Transcribe the stretch of the records from their first line through the line that contains "- comment-icon[interactable]: [794, 516, 838, 556]", keeping every character unchanged.

═══ Information supplied

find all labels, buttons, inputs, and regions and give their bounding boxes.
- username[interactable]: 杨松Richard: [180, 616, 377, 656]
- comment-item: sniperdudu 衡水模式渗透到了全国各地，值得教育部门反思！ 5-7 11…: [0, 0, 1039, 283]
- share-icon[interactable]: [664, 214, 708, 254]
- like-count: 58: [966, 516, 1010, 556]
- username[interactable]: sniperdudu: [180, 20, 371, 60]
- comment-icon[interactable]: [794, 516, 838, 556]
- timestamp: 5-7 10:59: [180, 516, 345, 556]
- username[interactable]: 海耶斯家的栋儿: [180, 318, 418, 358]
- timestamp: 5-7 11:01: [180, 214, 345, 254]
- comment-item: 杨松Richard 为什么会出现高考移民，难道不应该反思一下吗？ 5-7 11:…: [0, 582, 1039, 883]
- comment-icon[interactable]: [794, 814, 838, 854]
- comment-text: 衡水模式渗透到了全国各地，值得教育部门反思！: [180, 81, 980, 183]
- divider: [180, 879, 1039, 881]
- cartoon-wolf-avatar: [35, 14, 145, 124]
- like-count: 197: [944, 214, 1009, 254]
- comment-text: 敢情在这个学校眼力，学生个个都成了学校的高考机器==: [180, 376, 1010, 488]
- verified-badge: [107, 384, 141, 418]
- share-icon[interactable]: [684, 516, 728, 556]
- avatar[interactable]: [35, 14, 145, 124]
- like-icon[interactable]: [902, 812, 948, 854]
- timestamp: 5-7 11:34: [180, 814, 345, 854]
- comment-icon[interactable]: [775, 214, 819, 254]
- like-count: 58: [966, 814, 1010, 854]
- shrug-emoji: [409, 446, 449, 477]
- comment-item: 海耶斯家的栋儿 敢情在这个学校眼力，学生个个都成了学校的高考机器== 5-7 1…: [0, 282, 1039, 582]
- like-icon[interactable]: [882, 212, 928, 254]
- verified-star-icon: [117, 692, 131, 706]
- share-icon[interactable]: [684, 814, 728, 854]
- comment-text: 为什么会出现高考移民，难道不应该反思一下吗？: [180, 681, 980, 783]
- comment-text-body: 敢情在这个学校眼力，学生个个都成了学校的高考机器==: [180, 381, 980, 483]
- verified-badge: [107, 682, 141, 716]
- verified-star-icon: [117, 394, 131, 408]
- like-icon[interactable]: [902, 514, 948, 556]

══════

> Response below
find all labels, buttons, inputs, and regions and give their bounding boxes.
- username[interactable]: 杨松Richard: [180, 616, 377, 656]
- comment-item: sniperdudu 衡水模式渗透到了全国各地，值得教育部门反思！ 5-7 11…: [0, 0, 1039, 283]
- share-icon[interactable]: [664, 214, 708, 254]
- like-count: 58: [966, 516, 1010, 556]
- username[interactable]: sniperdudu: [180, 20, 371, 60]
- comment-icon[interactable]: [794, 516, 838, 556]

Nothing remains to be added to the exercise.